▶ TO DO
**1)** In the passage about Samson, which organization did the couple adopt him from?
**2)** Reproduce the passage about Samson word for word, from "His story touched" up to and including "Dinner is served.".

Samson (top) and Fudgems nap together.

Samson (top) and Fudgems nap together.

He’s a vocal dog, and barks when he’s excited, which is often. “He’s excited that we’re home, excited that he’s going somewhere, excited that we got somewhere, excited that he’s getting treats, excited that there’s another dog around…you name it and he’s generally pretty enthused about it,” Amy says.

The couple adopted Samson a year or so ago from Italian Greyhound Rescue Northwest, which lists its adoptable pets on Petfinder. It came down to a choice between a puppy or Samson. Of course, as Amy puts it, “everyone wants the adorable puppy,” but the couple worried that Samson would be overlooked because of his age.

His story touched their hearts as well. He had lived with one person for eight years, but when illness forced the person to give him up, “he bounced around to at least four different foster homes before he ended up with us,” Amy says. “When we finally got to meet him, he was so happy and affectionate that I was grinning ear to ear,” she says. That clinched it; they adopted him.

An older dog brings old habits with him, so there was a period of adjustment. It took patience to overcome Samson’s insecurity. “We remind him regularly how much we love him with lots of spontaneous snuggles and belly rubs!” Amy says. “We’ve watched him grow so much in the time that we’ve had him, which is an amazing feat for a dog his age. He has truly become part of the family.”

For now, being part of the family means demanding some dinner, and it works. Dinner is served.

Records excerpted from a collection
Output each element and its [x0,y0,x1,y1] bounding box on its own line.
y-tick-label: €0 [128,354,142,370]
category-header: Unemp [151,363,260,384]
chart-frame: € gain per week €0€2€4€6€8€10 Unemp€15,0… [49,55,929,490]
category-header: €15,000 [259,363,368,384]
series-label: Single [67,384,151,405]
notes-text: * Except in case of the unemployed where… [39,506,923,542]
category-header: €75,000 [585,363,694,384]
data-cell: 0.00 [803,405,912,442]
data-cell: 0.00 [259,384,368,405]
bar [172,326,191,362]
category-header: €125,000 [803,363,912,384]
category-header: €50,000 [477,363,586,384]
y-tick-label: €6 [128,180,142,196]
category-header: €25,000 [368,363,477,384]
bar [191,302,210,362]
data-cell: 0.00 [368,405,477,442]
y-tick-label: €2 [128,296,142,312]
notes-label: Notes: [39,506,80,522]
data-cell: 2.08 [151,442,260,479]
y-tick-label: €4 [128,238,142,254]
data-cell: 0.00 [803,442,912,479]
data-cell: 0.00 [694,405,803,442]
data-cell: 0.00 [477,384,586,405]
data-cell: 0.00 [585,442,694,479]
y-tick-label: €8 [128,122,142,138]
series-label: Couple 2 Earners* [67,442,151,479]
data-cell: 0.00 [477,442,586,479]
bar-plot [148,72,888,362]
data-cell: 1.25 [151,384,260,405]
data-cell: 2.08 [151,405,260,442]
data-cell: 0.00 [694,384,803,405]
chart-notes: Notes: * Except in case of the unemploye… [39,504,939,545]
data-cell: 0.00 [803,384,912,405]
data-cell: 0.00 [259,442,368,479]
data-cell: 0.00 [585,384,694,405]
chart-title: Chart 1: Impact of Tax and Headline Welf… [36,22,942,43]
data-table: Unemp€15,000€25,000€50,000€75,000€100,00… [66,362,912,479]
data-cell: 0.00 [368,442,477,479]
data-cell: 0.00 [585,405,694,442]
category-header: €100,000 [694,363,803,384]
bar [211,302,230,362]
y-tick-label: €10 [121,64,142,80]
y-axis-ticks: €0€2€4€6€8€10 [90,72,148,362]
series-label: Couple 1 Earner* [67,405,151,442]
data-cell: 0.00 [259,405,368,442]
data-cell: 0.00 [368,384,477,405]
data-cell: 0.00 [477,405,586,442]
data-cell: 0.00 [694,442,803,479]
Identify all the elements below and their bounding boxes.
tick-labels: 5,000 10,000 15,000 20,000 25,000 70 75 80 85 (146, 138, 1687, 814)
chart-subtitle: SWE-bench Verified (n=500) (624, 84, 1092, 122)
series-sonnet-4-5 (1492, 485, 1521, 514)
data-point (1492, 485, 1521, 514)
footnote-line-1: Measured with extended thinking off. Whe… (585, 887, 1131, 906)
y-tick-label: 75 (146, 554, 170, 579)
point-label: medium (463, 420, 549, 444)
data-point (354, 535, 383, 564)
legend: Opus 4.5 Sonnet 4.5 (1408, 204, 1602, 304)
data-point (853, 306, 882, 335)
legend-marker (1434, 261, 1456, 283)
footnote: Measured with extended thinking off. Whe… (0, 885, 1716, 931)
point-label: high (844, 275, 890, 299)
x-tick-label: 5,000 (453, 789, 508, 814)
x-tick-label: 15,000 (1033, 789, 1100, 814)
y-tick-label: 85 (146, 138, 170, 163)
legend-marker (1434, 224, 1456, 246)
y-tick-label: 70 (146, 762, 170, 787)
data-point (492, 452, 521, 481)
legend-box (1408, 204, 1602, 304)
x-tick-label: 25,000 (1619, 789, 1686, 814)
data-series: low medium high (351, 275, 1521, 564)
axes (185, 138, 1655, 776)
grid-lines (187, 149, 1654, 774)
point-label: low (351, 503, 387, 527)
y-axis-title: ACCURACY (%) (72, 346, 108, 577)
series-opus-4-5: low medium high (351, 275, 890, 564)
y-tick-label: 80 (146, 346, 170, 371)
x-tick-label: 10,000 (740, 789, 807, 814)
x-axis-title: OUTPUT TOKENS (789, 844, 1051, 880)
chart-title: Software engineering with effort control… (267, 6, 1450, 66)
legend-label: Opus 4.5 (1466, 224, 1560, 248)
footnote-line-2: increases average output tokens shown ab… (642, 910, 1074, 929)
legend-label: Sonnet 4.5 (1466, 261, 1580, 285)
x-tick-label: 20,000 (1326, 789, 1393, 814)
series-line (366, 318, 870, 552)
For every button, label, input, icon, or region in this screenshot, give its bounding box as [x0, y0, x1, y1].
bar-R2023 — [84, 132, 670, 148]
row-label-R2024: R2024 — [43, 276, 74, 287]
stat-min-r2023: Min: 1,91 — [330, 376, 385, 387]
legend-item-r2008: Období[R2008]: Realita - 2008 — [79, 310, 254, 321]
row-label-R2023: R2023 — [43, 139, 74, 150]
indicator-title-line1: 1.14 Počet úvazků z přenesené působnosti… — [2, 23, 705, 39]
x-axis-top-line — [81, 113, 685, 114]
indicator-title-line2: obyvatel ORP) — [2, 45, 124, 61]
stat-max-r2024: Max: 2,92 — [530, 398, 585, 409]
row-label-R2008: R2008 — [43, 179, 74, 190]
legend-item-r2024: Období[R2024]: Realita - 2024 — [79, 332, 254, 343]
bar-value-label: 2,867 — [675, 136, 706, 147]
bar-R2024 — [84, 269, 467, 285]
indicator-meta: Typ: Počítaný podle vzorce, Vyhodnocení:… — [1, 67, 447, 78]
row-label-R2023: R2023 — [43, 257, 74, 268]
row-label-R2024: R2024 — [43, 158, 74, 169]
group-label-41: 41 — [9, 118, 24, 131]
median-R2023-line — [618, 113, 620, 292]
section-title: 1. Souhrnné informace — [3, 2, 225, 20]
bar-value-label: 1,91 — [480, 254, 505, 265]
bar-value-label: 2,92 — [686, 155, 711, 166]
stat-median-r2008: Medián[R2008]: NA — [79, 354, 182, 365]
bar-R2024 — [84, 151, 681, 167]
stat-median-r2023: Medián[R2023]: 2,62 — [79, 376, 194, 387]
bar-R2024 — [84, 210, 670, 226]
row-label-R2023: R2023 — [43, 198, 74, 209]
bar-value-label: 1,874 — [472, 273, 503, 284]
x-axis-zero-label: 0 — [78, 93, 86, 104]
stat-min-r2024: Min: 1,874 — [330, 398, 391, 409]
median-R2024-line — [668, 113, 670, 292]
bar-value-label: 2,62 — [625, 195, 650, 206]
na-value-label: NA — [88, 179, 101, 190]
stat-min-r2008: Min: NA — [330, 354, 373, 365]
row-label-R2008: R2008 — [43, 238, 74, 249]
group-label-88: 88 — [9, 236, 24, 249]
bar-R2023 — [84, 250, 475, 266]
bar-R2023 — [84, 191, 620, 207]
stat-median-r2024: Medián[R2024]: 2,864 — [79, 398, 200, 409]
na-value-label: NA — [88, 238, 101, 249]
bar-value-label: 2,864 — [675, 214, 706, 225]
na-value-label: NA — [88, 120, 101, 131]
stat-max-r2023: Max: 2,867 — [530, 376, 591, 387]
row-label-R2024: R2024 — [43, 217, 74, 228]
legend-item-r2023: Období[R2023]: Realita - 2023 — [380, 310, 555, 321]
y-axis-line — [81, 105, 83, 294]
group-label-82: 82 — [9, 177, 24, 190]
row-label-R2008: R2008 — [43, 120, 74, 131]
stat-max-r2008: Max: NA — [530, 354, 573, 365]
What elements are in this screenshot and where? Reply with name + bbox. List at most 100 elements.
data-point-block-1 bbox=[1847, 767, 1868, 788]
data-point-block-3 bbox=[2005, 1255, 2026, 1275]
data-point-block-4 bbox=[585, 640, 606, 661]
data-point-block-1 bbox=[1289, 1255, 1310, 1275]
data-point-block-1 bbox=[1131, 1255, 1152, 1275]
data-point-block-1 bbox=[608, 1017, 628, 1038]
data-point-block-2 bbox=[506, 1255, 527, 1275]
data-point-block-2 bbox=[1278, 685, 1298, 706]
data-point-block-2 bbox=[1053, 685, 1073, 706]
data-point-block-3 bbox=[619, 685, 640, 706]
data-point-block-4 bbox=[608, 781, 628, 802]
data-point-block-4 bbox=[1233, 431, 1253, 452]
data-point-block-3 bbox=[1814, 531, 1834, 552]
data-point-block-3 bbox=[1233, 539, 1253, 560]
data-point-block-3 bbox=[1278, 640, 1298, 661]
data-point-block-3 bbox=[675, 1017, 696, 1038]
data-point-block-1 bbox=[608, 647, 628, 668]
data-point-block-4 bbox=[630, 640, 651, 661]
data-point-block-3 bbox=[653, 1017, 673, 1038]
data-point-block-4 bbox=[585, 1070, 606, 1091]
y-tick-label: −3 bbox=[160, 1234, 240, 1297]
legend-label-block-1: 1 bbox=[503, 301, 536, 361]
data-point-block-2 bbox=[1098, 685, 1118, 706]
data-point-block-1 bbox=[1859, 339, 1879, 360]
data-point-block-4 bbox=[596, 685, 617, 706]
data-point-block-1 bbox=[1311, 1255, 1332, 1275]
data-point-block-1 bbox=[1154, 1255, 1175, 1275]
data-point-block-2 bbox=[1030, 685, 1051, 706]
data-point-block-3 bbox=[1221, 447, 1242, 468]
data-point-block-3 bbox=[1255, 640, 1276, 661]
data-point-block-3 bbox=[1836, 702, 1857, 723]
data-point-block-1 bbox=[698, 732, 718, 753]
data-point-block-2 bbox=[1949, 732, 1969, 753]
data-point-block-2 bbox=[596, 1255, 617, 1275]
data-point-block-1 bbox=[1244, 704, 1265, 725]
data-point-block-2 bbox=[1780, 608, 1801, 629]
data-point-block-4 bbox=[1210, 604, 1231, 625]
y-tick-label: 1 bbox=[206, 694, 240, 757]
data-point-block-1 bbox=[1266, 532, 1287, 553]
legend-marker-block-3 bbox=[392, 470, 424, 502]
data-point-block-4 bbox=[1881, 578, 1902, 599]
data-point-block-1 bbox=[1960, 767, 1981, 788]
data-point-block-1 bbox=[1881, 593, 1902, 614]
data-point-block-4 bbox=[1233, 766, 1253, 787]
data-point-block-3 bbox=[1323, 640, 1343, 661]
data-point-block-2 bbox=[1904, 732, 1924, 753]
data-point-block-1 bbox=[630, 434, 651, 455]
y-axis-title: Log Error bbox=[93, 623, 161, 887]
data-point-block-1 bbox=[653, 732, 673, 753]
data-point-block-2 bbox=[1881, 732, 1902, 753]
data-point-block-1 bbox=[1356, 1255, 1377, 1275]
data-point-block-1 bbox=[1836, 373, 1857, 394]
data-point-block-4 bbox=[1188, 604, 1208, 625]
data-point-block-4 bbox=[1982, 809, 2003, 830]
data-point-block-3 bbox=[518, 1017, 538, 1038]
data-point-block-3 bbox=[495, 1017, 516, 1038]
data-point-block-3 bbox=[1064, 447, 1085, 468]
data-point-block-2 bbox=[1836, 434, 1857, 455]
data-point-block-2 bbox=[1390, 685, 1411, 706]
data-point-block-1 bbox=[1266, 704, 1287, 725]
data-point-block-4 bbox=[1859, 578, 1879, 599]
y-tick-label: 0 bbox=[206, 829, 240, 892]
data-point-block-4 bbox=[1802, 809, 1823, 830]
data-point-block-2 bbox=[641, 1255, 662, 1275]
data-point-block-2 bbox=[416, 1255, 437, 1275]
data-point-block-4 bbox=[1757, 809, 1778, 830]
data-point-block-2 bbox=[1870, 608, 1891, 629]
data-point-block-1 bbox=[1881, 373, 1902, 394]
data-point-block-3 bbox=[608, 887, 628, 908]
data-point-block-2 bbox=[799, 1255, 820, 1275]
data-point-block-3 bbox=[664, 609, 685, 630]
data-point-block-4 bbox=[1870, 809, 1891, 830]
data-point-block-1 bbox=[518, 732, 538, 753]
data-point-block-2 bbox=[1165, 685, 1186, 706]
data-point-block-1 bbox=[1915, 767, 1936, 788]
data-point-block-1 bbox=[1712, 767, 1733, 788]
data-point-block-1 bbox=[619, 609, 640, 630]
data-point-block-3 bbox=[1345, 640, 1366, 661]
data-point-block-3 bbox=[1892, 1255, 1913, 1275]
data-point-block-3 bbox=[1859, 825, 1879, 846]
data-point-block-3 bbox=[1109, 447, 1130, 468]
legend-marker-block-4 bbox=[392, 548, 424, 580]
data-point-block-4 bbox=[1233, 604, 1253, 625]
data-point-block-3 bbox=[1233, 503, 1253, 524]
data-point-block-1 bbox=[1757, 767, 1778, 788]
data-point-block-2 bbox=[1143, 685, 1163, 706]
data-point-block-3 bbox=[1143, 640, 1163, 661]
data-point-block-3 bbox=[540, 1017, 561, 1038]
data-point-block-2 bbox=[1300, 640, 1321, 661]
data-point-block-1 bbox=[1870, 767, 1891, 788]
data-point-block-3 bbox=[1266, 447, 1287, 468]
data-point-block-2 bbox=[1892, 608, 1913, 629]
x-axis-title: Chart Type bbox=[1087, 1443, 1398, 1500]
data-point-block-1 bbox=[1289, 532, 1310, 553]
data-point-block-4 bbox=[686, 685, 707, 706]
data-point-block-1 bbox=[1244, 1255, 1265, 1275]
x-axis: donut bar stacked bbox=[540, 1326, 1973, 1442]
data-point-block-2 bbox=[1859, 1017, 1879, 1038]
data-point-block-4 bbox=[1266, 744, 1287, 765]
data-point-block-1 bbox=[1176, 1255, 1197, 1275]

▶ CORRECT ANSWERS
**1)** Italian Greyhound Rescue Northwest

**2)**
His story touched their hearts as well. He had lived with one person for eight years, but when illness forced the person to give him up, “he bounced around to at least four different foster homes before he ended up with us,” Amy says. “When we finally got to meet him, he was so happy and affectionate that I was grinning ear to ear,” she says. That clinched it; they adopted him.

An older dog brings old habits with him, so there was a period of adjustment. It took patience to overcome Samson’s insecurity. “We remind him regularly how much we love him with lots of spontaneous snuggles and belly rubs!” Amy says. “We’ve watched him grow so much in the time that we’ve had him, which is an amazing feat for a dog his age. He has truly become part of the family.”

For now, being part of the family means demanding some dinner, and it works. Dinner is served.